- [Tâches à réaliser]:
[1] Renvoyez le passage du texte sur Le départ des musiciens compris entre « d_part_musiciensLe départ des » et « été comme ça... », inclus.
[2] Retapez à l'identique les lignes des enregistrements situées entre la ligne contenant « tab-bar: Información general » et celle contenant « 110, 1032, 139] », incluses.

- [Section de texte]:

━━━━━━

Le départ des musiciens

d_part_musiciensLe départ des musiciens de Per Olov Enquist est paru en poche en octobre 2006 dans la collection Babel des éditions Actes Sud.

Ce roman, basé sur des faits avérés et touchant directement la famille de l'auteur, nous conte une page peu connue et, il faut bien le dire, difficilement imaginable au premier abord, de l'histoire de la Suède. En effet, admiratifs du "modèle suédois" et de son état-providence à nul autre pareil, on oublie facilement que les ouvriers suédois ont dû, eux aussi, se battre pour en arriver là, que cela n'a pas toujours été comme ça...

━━━━━━

- [Données enregistrées]:
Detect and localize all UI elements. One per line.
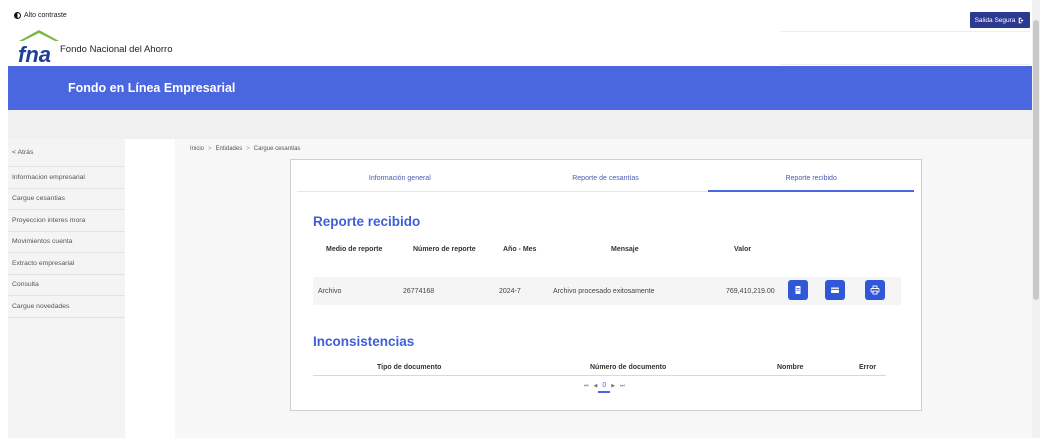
tab-bar: Información general Reporte de cesantías…	[297, 166, 914, 192]
sidebar-item-cargue-cesantias[interactable]: Cargue cesantias	[8, 189, 125, 210]
view-document-button[interactable]	[788, 280, 808, 300]
sidebar-item-extracto-empresarial[interactable]: Extracto empresarial	[8, 253, 125, 275]
sidebar: < Atrás Informacion empresarial Cargue c…	[8, 139, 125, 438]
print-icon	[870, 285, 880, 295]
col-error: Error	[859, 364, 877, 371]
page: Alto contraste fna Fondo Nacional del Ah…	[0, 0, 1040, 438]
card-icon	[831, 287, 839, 293]
current-page[interactable]: 0	[598, 382, 611, 393]
banner-title: Fondo en Línea Empresarial	[68, 81, 236, 95]
tab-reporte-cesantias[interactable]: Reporte de cesantías	[503, 166, 709, 191]
logo-text: Fondo Nacional del Ahorro	[60, 44, 173, 55]
col-numero-reporte: Número de reporte	[413, 246, 476, 253]
cell-valor: 769,410,219.00	[726, 288, 775, 295]
sidebar-item-informacion-empresarial[interactable]: Informacion empresarial	[8, 167, 125, 189]
table-divider	[313, 375, 886, 376]
cell-medio: Archivo	[318, 288, 342, 295]
spacer-band	[8, 110, 1032, 139]
last-page-icon[interactable]: ⏭	[620, 383, 625, 389]
top-header: Alto contraste fna Fondo Nacional del Ah…	[0, 0, 1040, 66]
exit-button[interactable]: Salida Segura	[970, 12, 1030, 28]
sidebar-item-consulta[interactable]: Consulta	[8, 275, 125, 296]
breadcrumb-separator: >	[208, 146, 212, 152]
sidebar-item-movimientos-cuenta[interactable]: Movimientos cuenta	[8, 232, 125, 253]
scrollbar-thumb[interactable]	[1033, 20, 1039, 300]
divider	[780, 64, 1030, 65]
report-card: Información general Reporte de cesantías…	[290, 159, 922, 411]
svg-text:fna: fna	[18, 42, 51, 65]
tab-informacion-general[interactable]: Información general	[297, 166, 503, 191]
main-content: Inicio > Entidades > Cargue cesantias In…	[175, 139, 1032, 438]
inconsistencies-title: Inconsistencias	[313, 334, 415, 349]
cell-mensaje: Archivo procesado exitosamente	[553, 288, 655, 295]
view-card-button[interactable]	[825, 280, 845, 300]
breadcrumb-entidades[interactable]: Entidades	[216, 146, 243, 152]
contrast-icon	[14, 12, 21, 19]
high-contrast-toggle[interactable]: Alto contraste	[14, 12, 67, 19]
breadcrumb-separator: >	[246, 146, 250, 152]
col-medio-reporte: Medio de reporte	[326, 246, 383, 253]
exit-button-label: Salida Segura	[974, 16, 1016, 24]
sidebar-item-proyeccion-interes-mora[interactable]: Proyeccion interes mora	[8, 210, 125, 232]
col-tipo-documento: Tipo de documento	[377, 364, 442, 371]
col-anio-mes: Año - Mes	[503, 246, 537, 253]
tab-reporte-recibido[interactable]: Reporte recibido	[708, 166, 914, 192]
fna-logo[interactable]: fna	[17, 27, 61, 65]
divider	[780, 31, 1030, 32]
breadcrumb: Inicio > Entidades > Cargue cesantias	[190, 146, 300, 152]
next-page-icon[interactable]: ▶	[611, 383, 615, 389]
logout-icon	[1019, 17, 1025, 23]
pagination: ⏮ ◀ 0 ▶ ⏭	[584, 382, 625, 393]
sidebar-item-back[interactable]: < Atrás	[8, 139, 125, 167]
col-nombre: Nombre	[777, 364, 804, 371]
print-button[interactable]	[865, 280, 885, 300]
report-title: Reporte recibido	[313, 214, 421, 229]
breadcrumb-cargue-cesantias: Cargue cesantias	[253, 146, 301, 152]
first-page-icon[interactable]: ⏮	[584, 383, 589, 389]
document-icon	[795, 286, 801, 294]
cell-numero: 26774168	[403, 288, 435, 295]
breadcrumb-inicio[interactable]: Inicio	[190, 146, 204, 152]
high-contrast-label: Alto contraste	[24, 12, 67, 19]
sidebar-item-cargue-novedades[interactable]: Cargue novedades	[8, 296, 125, 318]
prev-page-icon[interactable]: ◀	[594, 383, 598, 389]
scrollbar[interactable]	[1032, 0, 1040, 438]
col-numero-documento: Número de documento	[590, 364, 667, 371]
col-mensaje: Mensaje	[611, 246, 639, 253]
banner: Fondo en Línea Empresarial	[8, 66, 1032, 110]
col-valor: Valor	[734, 246, 752, 253]
cell-anio-mes: 2024-7	[499, 288, 521, 295]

━━━━━━

- [Liste des réponses]:
[1]
d_part_musiciensLe départ des musiciens de Per Olov Enquist est paru en poche en octobre 2006 dans la collection Babel des éditions Actes Sud.

Ce roman, basé sur des faits avérés et touchant directement la famille de l'auteur, nous conte une page peu connue et, il faut bien le dire, difficilement imaginable au premier abord, de l'histoire de la Suède. En effet, admiratifs du "modèle suédois" et de son état-providence à nul autre pareil, on oublie facilement que les ouvriers suédois ont dû, eux aussi, se battre pour en arriver là, que cela n'a pas toujours été comme ça...

[2]
tab-bar: Información general Reporte de cesantías…	[297, 166, 914, 192]
sidebar-item-cargue-cesantias[interactable]: Cargue cesantias	[8, 189, 125, 210]
view-document-button[interactable]	[788, 280, 808, 300]
sidebar-item-extracto-empresarial[interactable]: Extracto empresarial	[8, 253, 125, 275]
sidebar: < Atrás Informacion empresarial Cargue c…	[8, 139, 125, 438]
print-icon	[870, 285, 880, 295]
col-error: Error	[859, 364, 877, 371]
page: Alto contraste fna Fondo Nacional del Ah…	[0, 0, 1040, 438]
card-icon	[831, 287, 839, 293]
current-page[interactable]: 0	[598, 382, 611, 393]
banner-title: Fondo en Línea Empresarial	[68, 81, 236, 95]
tab-reporte-cesantias[interactable]: Reporte de cesantías	[503, 166, 709, 191]
logo-text: Fondo Nacional del Ahorro	[60, 44, 173, 55]
col-numero-reporte: Número de reporte	[413, 246, 476, 253]
cell-valor: 769,410,219.00	[726, 288, 775, 295]
sidebar-item-informacion-empresarial[interactable]: Informacion empresarial	[8, 167, 125, 189]
table-divider	[313, 375, 886, 376]
cell-medio: Archivo	[318, 288, 342, 295]
spacer-band	[8, 110, 1032, 139]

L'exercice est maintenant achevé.